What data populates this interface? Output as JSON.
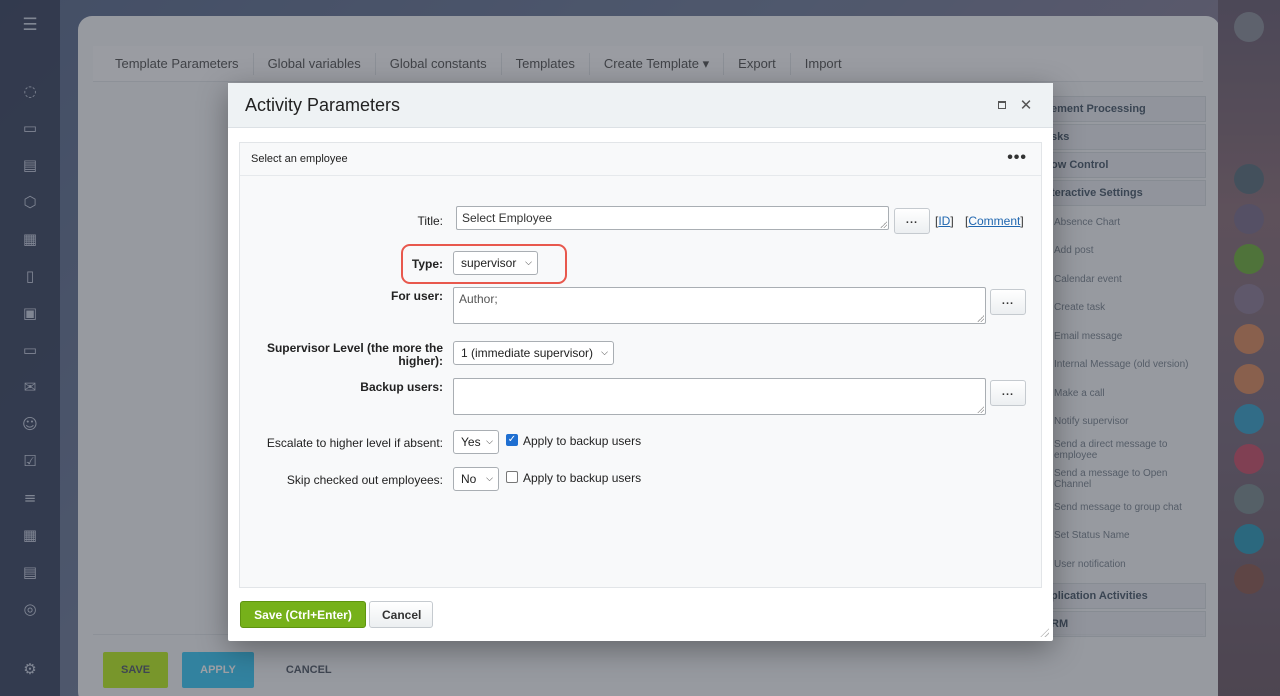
{
  "background": {
    "tabs": [
      "Template Parameters",
      "Global variables",
      "Global constants",
      "Templates",
      "Create Template ▾",
      "Export",
      "Import"
    ],
    "side_groups": [
      {
        "title": "ement Processing"
      },
      {
        "title": "sks"
      },
      {
        "title": "ow Control"
      },
      {
        "title": "teractive Settings"
      }
    ],
    "side_items": [
      "Absence Chart",
      "Add post",
      "Calendar event",
      "Create task",
      "Email message",
      "Internal Message (old version)",
      "Make a call",
      "Notify supervisor",
      "Send a direct message to employee",
      "Send a message to Open Channel",
      "Send message to group chat",
      "Set Status Name",
      "User notification"
    ],
    "side_groups_bottom": [
      {
        "title": "plication Activities"
      },
      {
        "title": "RM"
      }
    ],
    "buttons": {
      "save": "SAVE",
      "apply": "APPLY",
      "cancel": "CANCEL"
    }
  },
  "modal": {
    "title": "Activity Parameters",
    "panel_title": "Select an employee",
    "more": "•••",
    "fields": {
      "title_label": "Title:",
      "title_value": "Select Employee",
      "id_link": "ID",
      "comment_link": "Comment",
      "type_label": "Type:",
      "type_value": "supervisor",
      "for_user_label": "For user:",
      "for_user_value": "Author;",
      "supervisor_level_label_1": "Supervisor Level (the more the",
      "supervisor_level_label_2": "higher):",
      "supervisor_level_value": "1 (immediate supervisor)",
      "backup_users_label": "Backup users:",
      "backup_users_value": "",
      "escalate_label": "Escalate to higher level if absent:",
      "escalate_value": "Yes",
      "escalate_apply_label": "Apply to backup users",
      "skip_label": "Skip checked out employees:",
      "skip_value": "No",
      "skip_apply_label": "Apply to backup users"
    },
    "dots_label": "...",
    "save_label": "Save (Ctrl+Enter)",
    "cancel_label": "Cancel"
  },
  "checkboxes": {
    "escalate_apply": true,
    "skip_apply": false
  }
}
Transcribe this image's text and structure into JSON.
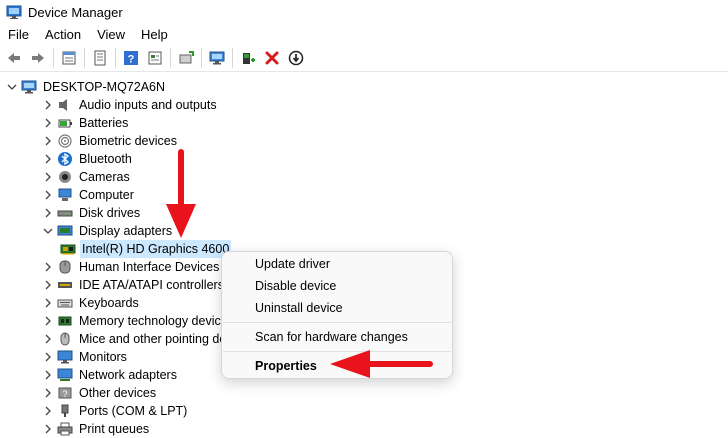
{
  "window": {
    "title": "Device Manager"
  },
  "menu": [
    "File",
    "Action",
    "View",
    "Help"
  ],
  "toolbar": {
    "icons": [
      "back-icon",
      "forward-icon",
      "properties-icon",
      "help-topics-icon",
      "help-icon",
      "view-icon",
      "update-driver-icon",
      "scan-icon",
      "add-driver-icon",
      "uninstall-icon",
      "disable-icon"
    ]
  },
  "tree": {
    "root": "DESKTOP-MQ72A6N",
    "categories": [
      {
        "label": "Audio inputs and outputs",
        "icon": "speaker-icon",
        "expanded": false
      },
      {
        "label": "Batteries",
        "icon": "battery-icon",
        "expanded": false
      },
      {
        "label": "Biometric devices",
        "icon": "fingerprint-icon",
        "expanded": false
      },
      {
        "label": "Bluetooth",
        "icon": "bluetooth-icon",
        "expanded": false
      },
      {
        "label": "Cameras",
        "icon": "camera-icon",
        "expanded": false
      },
      {
        "label": "Computer",
        "icon": "computer-icon",
        "expanded": false
      },
      {
        "label": "Disk drives",
        "icon": "disk-icon",
        "expanded": false
      },
      {
        "label": "Display adapters",
        "icon": "display-adapter-icon",
        "expanded": true
      },
      {
        "label": "Human Interface Devices",
        "icon": "hid-icon",
        "expanded": false
      },
      {
        "label": "IDE ATA/ATAPI controllers",
        "icon": "ide-icon",
        "expanded": false
      },
      {
        "label": "Keyboards",
        "icon": "keyboard-icon",
        "expanded": false
      },
      {
        "label": "Memory technology devices",
        "icon": "memory-icon",
        "expanded": false
      },
      {
        "label": "Mice and other pointing devices",
        "icon": "mouse-icon",
        "expanded": false
      },
      {
        "label": "Monitors",
        "icon": "monitor-icon",
        "expanded": false
      },
      {
        "label": "Network adapters",
        "icon": "network-icon",
        "expanded": false
      },
      {
        "label": "Other devices",
        "icon": "other-device-icon",
        "expanded": false
      },
      {
        "label": "Ports (COM & LPT)",
        "icon": "port-icon",
        "expanded": false
      },
      {
        "label": "Print queues",
        "icon": "printer-icon",
        "expanded": false
      }
    ],
    "selected_child": "Intel(R) HD Graphics 4600"
  },
  "context_menu": {
    "items": [
      "Update driver",
      "Disable device",
      "Uninstall device",
      "Scan for hardware changes",
      "Properties"
    ]
  },
  "colors": {
    "selection": "#cce8ff",
    "annotation_arrow": "#e8131b"
  }
}
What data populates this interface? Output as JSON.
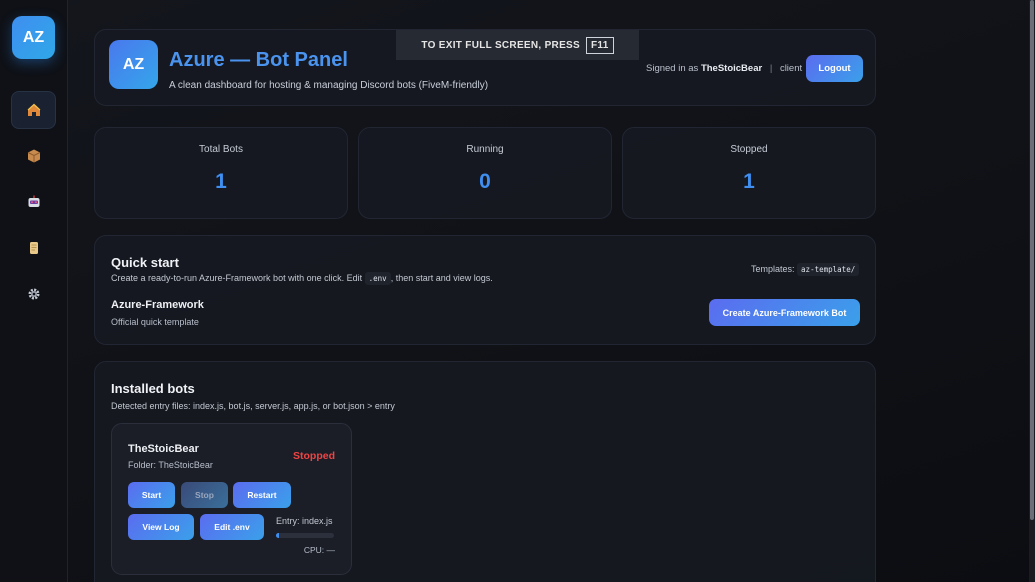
{
  "sidebar": {
    "logo": "AZ",
    "items": [
      {
        "name": "home-icon",
        "glyph": "🏠",
        "active": true
      },
      {
        "name": "package-icon",
        "glyph": "📦"
      },
      {
        "name": "robot-icon",
        "glyph": "🤖"
      },
      {
        "name": "scroll-icon",
        "glyph": "📜"
      },
      {
        "name": "gear-icon",
        "glyph": "⚙"
      }
    ]
  },
  "header": {
    "avatar": "AZ",
    "title": "Azure — Bot Panel",
    "subtitle": "A clean dashboard for hosting & managing Discord bots (FiveM-friendly)",
    "signed_prefix": "Signed in as",
    "user": "TheStoicBear",
    "separator": "|",
    "role": "client",
    "logout": "Logout"
  },
  "fullscreen_notice": {
    "text": "TO EXIT FULL SCREEN, PRESS",
    "key": "F11"
  },
  "stats": [
    {
      "label": "Total Bots",
      "value": "1"
    },
    {
      "label": "Running",
      "value": "0"
    },
    {
      "label": "Stopped",
      "value": "1"
    }
  ],
  "quick_start": {
    "title": "Quick start",
    "desc_before": "Create a ready-to-run Azure-Framework bot with one click. Edit",
    "desc_code": ".env",
    "desc_after": ", then start and view logs.",
    "templates_label": "Templates:",
    "templates_code": "az-template/",
    "template_name": "Azure-Framework",
    "template_sub": "Official quick template",
    "create_button": "Create Azure-Framework Bot"
  },
  "installed": {
    "title": "Installed bots",
    "desc": "Detected entry files: index.js, bot.js, server.js, app.js, or bot.json > entry",
    "bots": [
      {
        "name": "TheStoicBear",
        "folder": "Folder: TheStoicBear",
        "status": "Stopped",
        "status_color": "#ef4444",
        "start": "Start",
        "stop": "Stop",
        "restart": "Restart",
        "view_log": "View Log",
        "edit_env": "Edit .env",
        "entry": "Entry: index.js",
        "cpu": "CPU: —",
        "cpu_fraction": 0.05
      }
    ]
  },
  "colors": {
    "accent": "#3f8ef0",
    "stopped": "#ef4444",
    "background": "#0f1116"
  }
}
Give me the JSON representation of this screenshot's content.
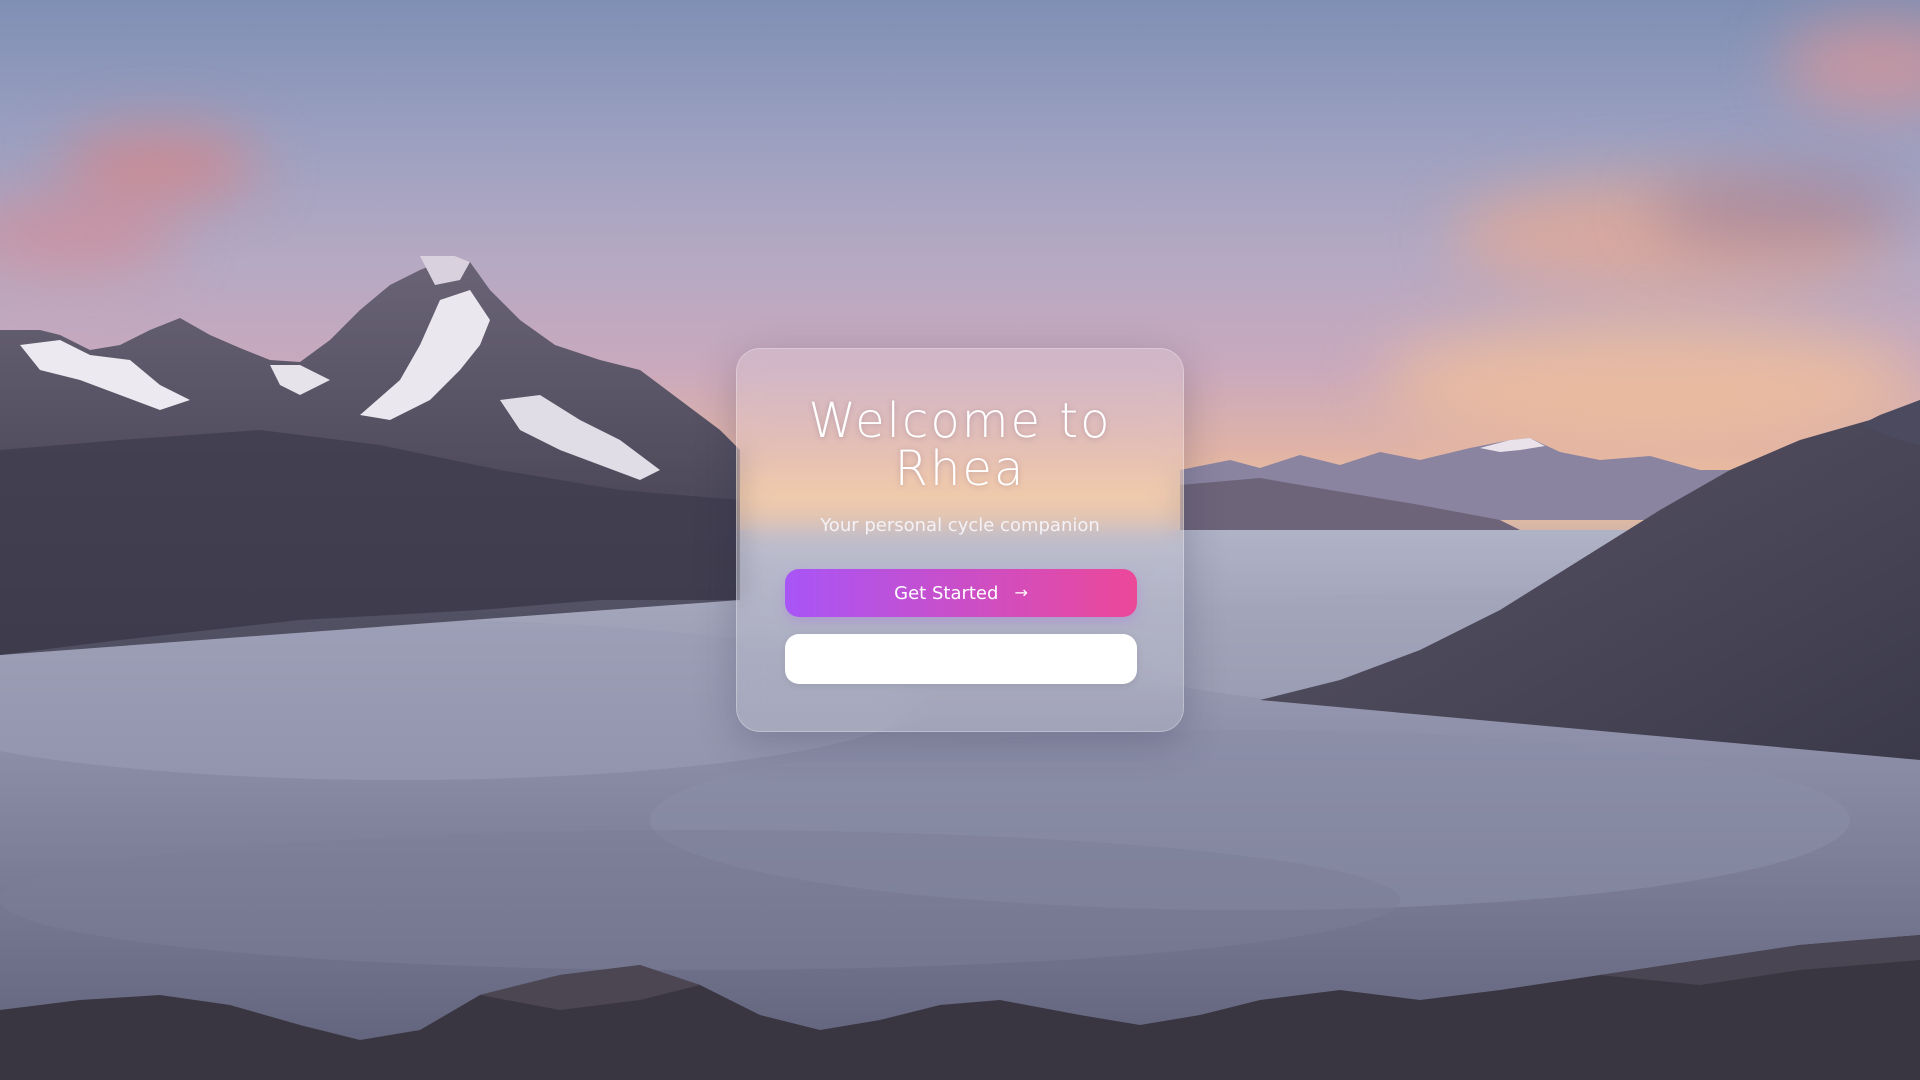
{
  "page": {
    "title_line": "Welcome to Rhea",
    "subtitle": "Your personal cycle companion"
  },
  "actions": {
    "primary_label": "Get Started",
    "primary_icon": "arrow-right-icon",
    "secondary_label": ""
  },
  "colors": {
    "primary_gradient_start": "#a855f7",
    "primary_gradient_end": "#ec4899",
    "secondary_bg": "#ffffff"
  }
}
================
EXERCISE INSTRUCTIONS: Retype only the lines from the one with "Give me the" through the final line of the entries, please, and keep the pictures out.

CORRECT RESULT:
Give me the JSON representation of this screenshot's content.
{
  "page": {
    "title_line": "Welcome to Rhea",
    "subtitle": "Your personal cycle companion"
  },
  "actions": {
    "primary_label": "Get Started",
    "primary_icon": "arrow-right-icon",
    "secondary_label": ""
  },
  "colors": {
    "primary_gradient_start": "#a855f7",
    "primary_gradient_end": "#ec4899",
    "secondary_bg": "#ffffff"
  }
}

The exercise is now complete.